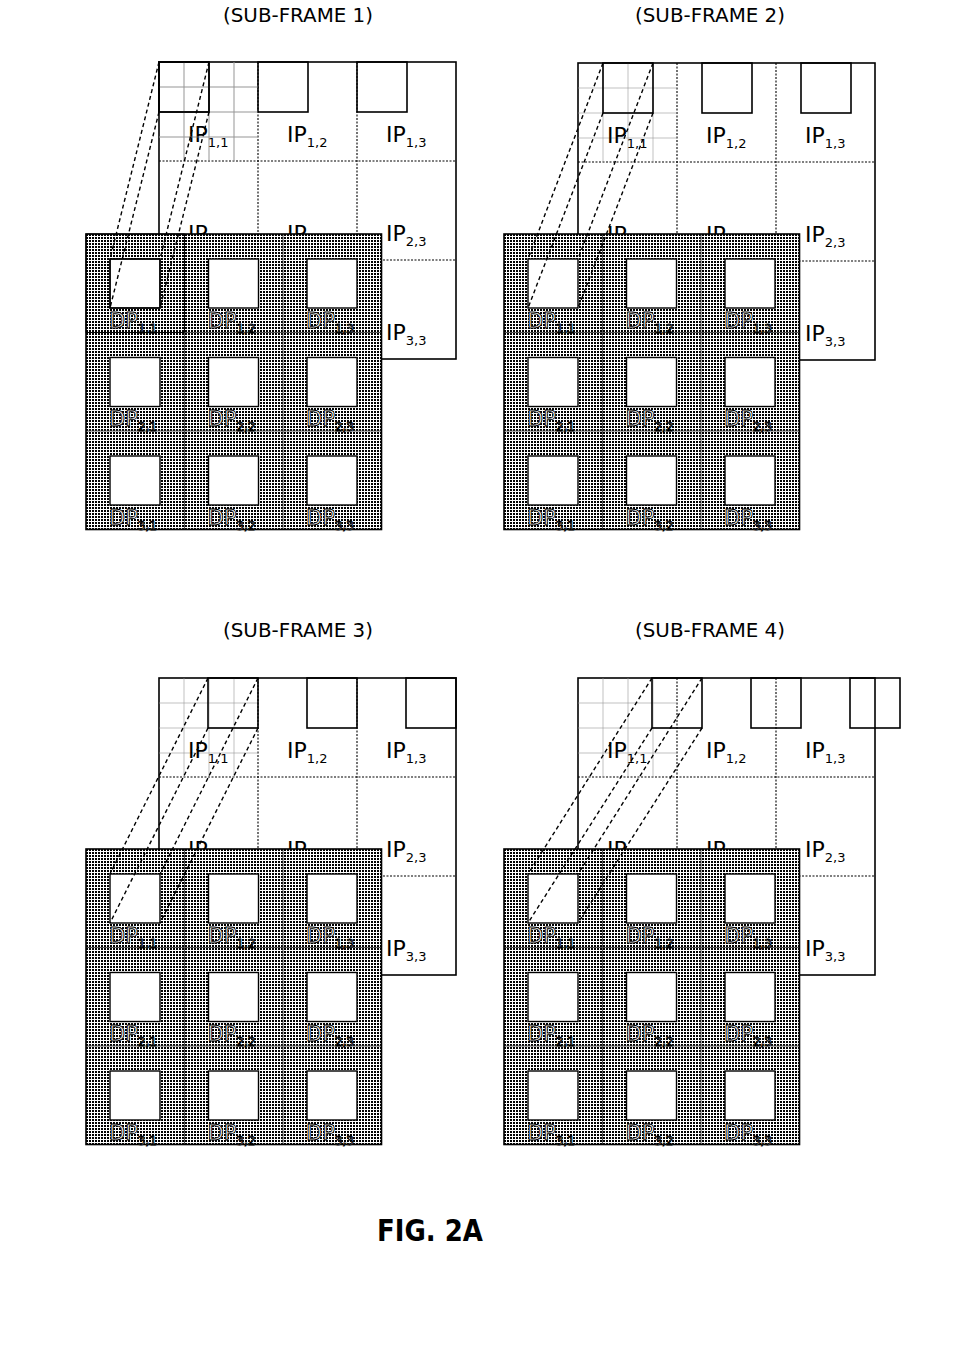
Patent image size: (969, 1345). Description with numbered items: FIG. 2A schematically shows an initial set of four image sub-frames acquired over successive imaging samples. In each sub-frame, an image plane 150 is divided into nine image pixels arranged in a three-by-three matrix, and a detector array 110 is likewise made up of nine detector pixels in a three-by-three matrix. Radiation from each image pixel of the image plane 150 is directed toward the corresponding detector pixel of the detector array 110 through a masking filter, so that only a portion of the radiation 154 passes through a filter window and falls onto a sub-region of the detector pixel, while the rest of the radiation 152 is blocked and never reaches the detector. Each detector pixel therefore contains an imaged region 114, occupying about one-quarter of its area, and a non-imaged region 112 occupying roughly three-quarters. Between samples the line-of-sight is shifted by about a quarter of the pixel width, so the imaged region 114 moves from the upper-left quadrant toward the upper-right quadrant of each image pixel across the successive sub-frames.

The image plane 150 is at (418, 60).
The blocked radiation 152 is at (170, 123).
The passing radiation 154 is at (176, 73).
The detector array 110 is at (109, 233).
The non-imaged region 112 is at (93, 314).
The imaged region 114 is at (125, 268).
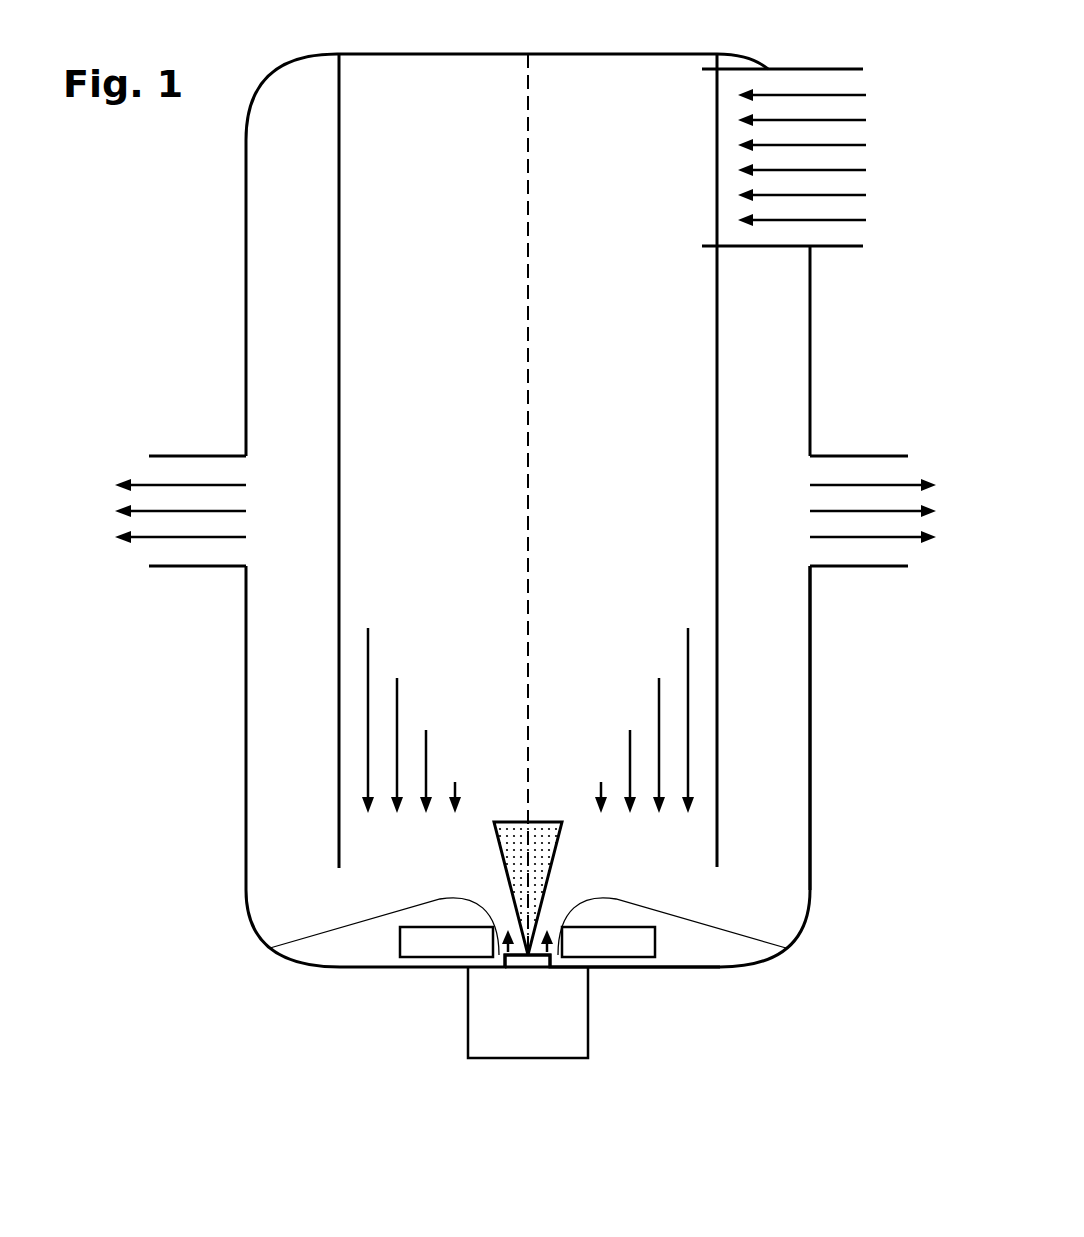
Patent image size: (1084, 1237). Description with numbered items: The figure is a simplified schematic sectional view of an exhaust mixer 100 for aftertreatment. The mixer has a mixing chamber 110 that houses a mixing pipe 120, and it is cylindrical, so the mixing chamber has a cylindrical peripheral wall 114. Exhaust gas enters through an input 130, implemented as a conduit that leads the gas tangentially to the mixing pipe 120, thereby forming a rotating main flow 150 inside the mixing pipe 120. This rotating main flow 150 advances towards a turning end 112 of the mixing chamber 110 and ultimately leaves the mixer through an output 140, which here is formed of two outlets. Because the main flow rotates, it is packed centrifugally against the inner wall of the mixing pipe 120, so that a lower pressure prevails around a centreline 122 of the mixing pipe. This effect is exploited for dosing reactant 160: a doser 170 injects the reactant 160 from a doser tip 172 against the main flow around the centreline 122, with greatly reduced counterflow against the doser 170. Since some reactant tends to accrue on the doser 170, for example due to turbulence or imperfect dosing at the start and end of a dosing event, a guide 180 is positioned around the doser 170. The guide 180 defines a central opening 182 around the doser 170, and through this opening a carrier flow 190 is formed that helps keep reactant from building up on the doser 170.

The exhaust mixer 100 is at (272, 36).
The mixing chamber 110 is at (466, 510).
The turning end 112 is at (663, 1010).
The peripheral wall 114 is at (856, 728).
The mixing pipe 120 is at (420, 461).
The centreline 122 is at (325, 503).
The input 130 is at (800, 204).
The output 140 is at (525, 556).
The rotating main flow 150 is at (408, 720).
The reactant 160 is at (342, 882).
The doser 170 is at (465, 1014).
The doser tip 172 is at (460, 987).
The guide 180 is at (508, 968).
The central opening 182 is at (270, 948).
The carrier flow 190 is at (582, 996).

_ _ _ _

## TASK OBJECTIVE
Quote all of the data above word for word, leaving out the pictures.

## TASK ANSWER
Patent image size: (969, 1345). Description with numbered items: FIG. 2A schematically shows an initial set of four image sub-frames acquired over successive imaging samples. In each sub-frame, an image plane 150 is divided into nine image pixels arranged in a three-by-three matrix, and a detector array 110 is likewise made up of nine detector pixels in a three-by-three matrix. Radiation from each image pixel of the image plane 150 is directed toward the corresponding detector pixel of the detector array 110 through a masking filter, so that only a portion of the radiation 154 passes through a filter window and falls onto a sub-region of the detector pixel, while the rest of the radiation 152 is blocked and never reaches the detector. Each detector pixel therefore contains an imaged region 114, occupying about one-quarter of its area, and a non-imaged region 112 occupying roughly three-quarters. Between samples the line-of-sight is shifted by about a quarter of the pixel width, so the imaged region 114 moves from the upper-left quadrant toward the upper-right quadrant of each image pixel across the successive sub-frames.

The image plane 150 is at (418, 60).
The blocked radiation 152 is at (170, 123).
The passing radiation 154 is at (176, 73).
The detector array 110 is at (109, 233).
The non-imaged region 112 is at (93, 314).
The imaged region 114 is at (125, 268).
Patent image size: (1084, 1237). Description with numbered items: The figure is a simplified schematic sectional view of an exhaust mixer 100 for aftertreatment. The mixer has a mixing chamber 110 that houses a mixing pipe 120, and it is cylindrical, so the mixing chamber has a cylindrical peripheral wall 114. Exhaust gas enters through an input 130, implemented as a conduit that leads the gas tangentially to the mixing pipe 120, thereby forming a rotating main flow 150 inside the mixing pipe 120. This rotating main flow 150 advances towards a turning end 112 of the mixing chamber 110 and ultimately leaves the mixer through an output 140, which here is formed of two outlets. Because the main flow rotates, it is packed centrifugally against the inner wall of the mixing pipe 120, so that a lower pressure prevails around a centreline 122 of the mixing pipe. This effect is exploited for dosing reactant 160: a doser 170 injects the reactant 160 from a doser tip 172 against the main flow around the centreline 122, with greatly reduced counterflow against the doser 170. Since some reactant tends to accrue on the doser 170, for example due to turbulence or imperfect dosing at the start and end of a dosing event, a guide 180 is positioned around the doser 170. The guide 180 defines a central opening 182 around the doser 170, and through this opening a carrier flow 190 is formed that helps keep reactant from building up on the doser 170.

The exhaust mixer 100 is at (272, 36).
The mixing chamber 110 is at (466, 510).
The turning end 112 is at (663, 1010).
The peripheral wall 114 is at (856, 728).
The mixing pipe 120 is at (420, 461).
The centreline 122 is at (325, 503).
The input 130 is at (800, 204).
The output 140 is at (525, 556).
The rotating main flow 150 is at (408, 720).
The reactant 160 is at (342, 882).
The doser 170 is at (465, 1014).
The doser tip 172 is at (460, 987).
The guide 180 is at (508, 968).
The central opening 182 is at (270, 948).
The carrier flow 190 is at (582, 996).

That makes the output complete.